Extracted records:

>>>>

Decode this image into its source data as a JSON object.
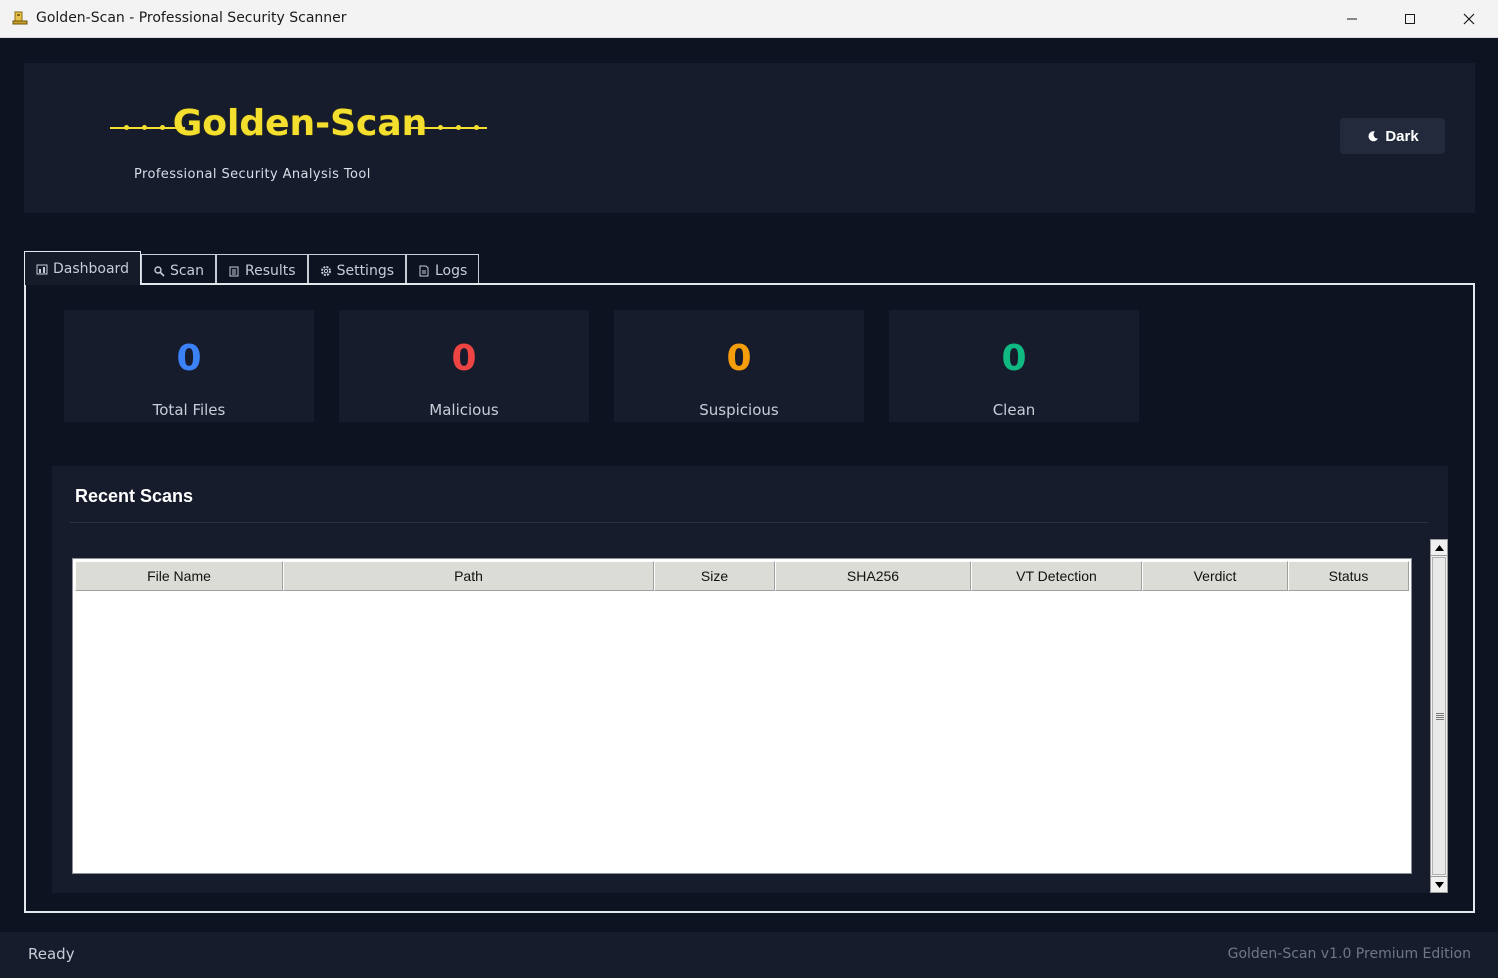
{
  "window": {
    "title": "Golden-Scan - Professional Security Scanner",
    "controls": [
      "minimize",
      "maximize",
      "close"
    ]
  },
  "header": {
    "logo_title": "Golden-Scan",
    "subtitle": "Professional Security Analysis Tool",
    "theme_button_label": "Dark",
    "theme_button_icon": "moon-icon",
    "accent_color": "#f5df2e"
  },
  "tabs": [
    {
      "label": "Dashboard",
      "icon": "dashboard-icon",
      "active": true
    },
    {
      "label": "Scan",
      "icon": "magnifier-icon",
      "active": false
    },
    {
      "label": "Results",
      "icon": "clipboard-icon",
      "active": false
    },
    {
      "label": "Settings",
      "icon": "gear-icon",
      "active": false
    },
    {
      "label": "Logs",
      "icon": "document-icon",
      "active": false
    }
  ],
  "stats": [
    {
      "value": "0",
      "label": "Total Files",
      "color": "#3b82f6"
    },
    {
      "value": "0",
      "label": "Malicious",
      "color": "#ef4444"
    },
    {
      "value": "0",
      "label": "Suspicious",
      "color": "#f59e0b"
    },
    {
      "value": "0",
      "label": "Clean",
      "color": "#10b981"
    }
  ],
  "recent_scans": {
    "title": "Recent Scans",
    "columns": [
      "File Name",
      "Path",
      "Size",
      "SHA256",
      "VT Detection",
      "Verdict",
      "Status"
    ],
    "rows": []
  },
  "statusbar": {
    "status": "Ready",
    "edition": "Golden-Scan v1.0 Premium Edition"
  }
}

<<<<

- Written instruction -
Your answer should be a single number: the count of lines in these records that hold the string "Professional".

- Solution for this task -
2